Despite the established value of frailty as a prognostic tool, the concept of integrating goals-of-care discussions into emergency departments remains underdeveloped. Japan’s ACP rates lag significantly behind Western nations, with only 20% of physicians trained in end-of-life discussions that respect patient autonomy [9]. In contrast, this figure is 70% in the United States [10]. Furthermore, Japan’s training predominantly targets general hospitalists rather than emergency physicians, indicating an even lower preparedness among emergency department staff. This disparity is not solely due to cultural differences but also systemic issues, such as the lack of incentives; for instance, U.S. Medicare began reimbursing ACP discussions in 2016. Yet, even in the United States, the emergency department remains underutilized for these critical conversations [11].
The issue is not a lack of interest or recognition of ACP’s value. A cross-sectional survey revealed that while 86.9% of palliative care physicians considered ACP an effective means for patients to express their medical preferences, only 30.3% practiced it regularly [12]. This highlights a significant gap between awareness and implementation, driven largely by a lack of training and confidence. In the emergency department, the challenge is compounded by time constraints and the difficulty of building rapport with patients and families during crises.
Incorporating the CFS system could help physicians identify patients at risk of receiving unwanted invasive treatments and prioritize discussions that better reflect patient values. A systematic review [13] suggested that ACP could reduce emergency department visits. Moreover, initiating goals-of-care conversations in the emergency department, even for patients who are ultimately discharged, might enable them to spend their remaining time at home or with loved ones.
______
Exercises =
1 > Sum up the text on advance care planning in emergency departments in two sentences.
2 > Using the text on advance care planning in emergency departments, explain why so few physicians regularly practice advance care planning even though most see its value.
3 > Go on with the text on advance care planning in emergency departments, starting after its final sentence.

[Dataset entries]
______
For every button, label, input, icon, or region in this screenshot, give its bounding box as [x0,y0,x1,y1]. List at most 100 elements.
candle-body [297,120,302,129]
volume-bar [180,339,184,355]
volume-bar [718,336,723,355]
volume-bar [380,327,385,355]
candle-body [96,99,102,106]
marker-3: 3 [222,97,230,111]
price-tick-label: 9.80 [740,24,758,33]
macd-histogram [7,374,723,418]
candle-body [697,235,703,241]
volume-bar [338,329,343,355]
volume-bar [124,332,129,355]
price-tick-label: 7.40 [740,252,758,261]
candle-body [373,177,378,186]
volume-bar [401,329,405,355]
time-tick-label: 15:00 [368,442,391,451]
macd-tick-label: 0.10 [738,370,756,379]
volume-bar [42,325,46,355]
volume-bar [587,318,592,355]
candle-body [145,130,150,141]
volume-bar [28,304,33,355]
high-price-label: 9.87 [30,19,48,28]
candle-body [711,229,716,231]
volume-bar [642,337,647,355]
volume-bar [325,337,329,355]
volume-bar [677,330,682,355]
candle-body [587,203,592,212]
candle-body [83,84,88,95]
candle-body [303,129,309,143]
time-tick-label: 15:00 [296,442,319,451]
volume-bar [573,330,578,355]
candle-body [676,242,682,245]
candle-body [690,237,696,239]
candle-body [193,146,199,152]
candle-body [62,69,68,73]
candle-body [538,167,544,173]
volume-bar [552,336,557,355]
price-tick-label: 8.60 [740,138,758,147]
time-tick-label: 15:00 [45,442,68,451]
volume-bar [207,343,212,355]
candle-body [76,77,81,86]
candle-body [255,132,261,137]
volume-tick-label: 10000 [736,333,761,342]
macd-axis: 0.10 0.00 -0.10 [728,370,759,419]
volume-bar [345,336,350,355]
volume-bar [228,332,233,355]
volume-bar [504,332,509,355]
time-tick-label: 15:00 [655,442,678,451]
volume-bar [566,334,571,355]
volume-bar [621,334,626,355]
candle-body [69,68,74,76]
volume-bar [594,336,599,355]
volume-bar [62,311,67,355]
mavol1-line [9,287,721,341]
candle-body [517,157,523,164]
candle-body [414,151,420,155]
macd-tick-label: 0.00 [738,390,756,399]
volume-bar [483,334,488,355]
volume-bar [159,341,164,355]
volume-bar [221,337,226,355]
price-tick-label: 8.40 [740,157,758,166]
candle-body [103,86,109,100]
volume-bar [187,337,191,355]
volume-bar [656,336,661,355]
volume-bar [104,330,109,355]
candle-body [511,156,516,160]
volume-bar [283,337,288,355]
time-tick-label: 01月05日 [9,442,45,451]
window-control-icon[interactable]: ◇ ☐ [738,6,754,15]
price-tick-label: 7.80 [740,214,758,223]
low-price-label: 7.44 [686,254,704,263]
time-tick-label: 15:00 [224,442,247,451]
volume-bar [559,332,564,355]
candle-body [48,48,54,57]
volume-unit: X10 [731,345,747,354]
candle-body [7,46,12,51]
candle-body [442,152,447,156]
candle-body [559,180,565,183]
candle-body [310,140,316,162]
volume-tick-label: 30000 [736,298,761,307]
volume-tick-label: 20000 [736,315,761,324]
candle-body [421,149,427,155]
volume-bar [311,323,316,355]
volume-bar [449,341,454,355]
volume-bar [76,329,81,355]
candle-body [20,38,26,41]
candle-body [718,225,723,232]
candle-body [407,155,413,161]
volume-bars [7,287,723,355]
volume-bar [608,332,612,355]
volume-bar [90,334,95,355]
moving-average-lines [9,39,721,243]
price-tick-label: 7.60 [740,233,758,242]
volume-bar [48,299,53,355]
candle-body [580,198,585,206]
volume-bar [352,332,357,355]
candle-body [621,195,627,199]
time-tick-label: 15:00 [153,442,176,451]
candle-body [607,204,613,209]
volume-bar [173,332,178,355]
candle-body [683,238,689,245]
______
Answers for this exercise =
1 > Goals-of-care talks are still rare in emergency departments, and Japan trails Western nations in advance care planning training, partly because of system issues like missing incentives. Many physicians value advance care planning but few practice it, and the text argues that using the CFS system in the emergency department could help identify at-risk patients and start these talks sooner.

2 > The gap between awareness and practice comes mainly from a lack of training and confidence. In the emergency department, time constraints make it harder, and so does the difficulty of building rapport with patients and families during a crisis.

3 >
Study limitations
This study has several limitations. First, we could not assess how the CFS influenced physicians’ decision-making during goals-of-care discussions. Higher CFS scores may inherently bias physicians toward withdrawal, potentially affecting the objectivity of our findings. Second, the COVID-19 pandemic likely influenced the accuracy of CFS scoring, as families often avoided close contact with patients to reduce infection risk, potentially leading to under-triaging. Finally, as a single-center retrospective study, our findings may not be generalizable. While factors such as severity and pre-existing conditions predictably contribute to outcomes, we accounted for confounding variables by incorporating NEWS and CCI scores to minimize their impact.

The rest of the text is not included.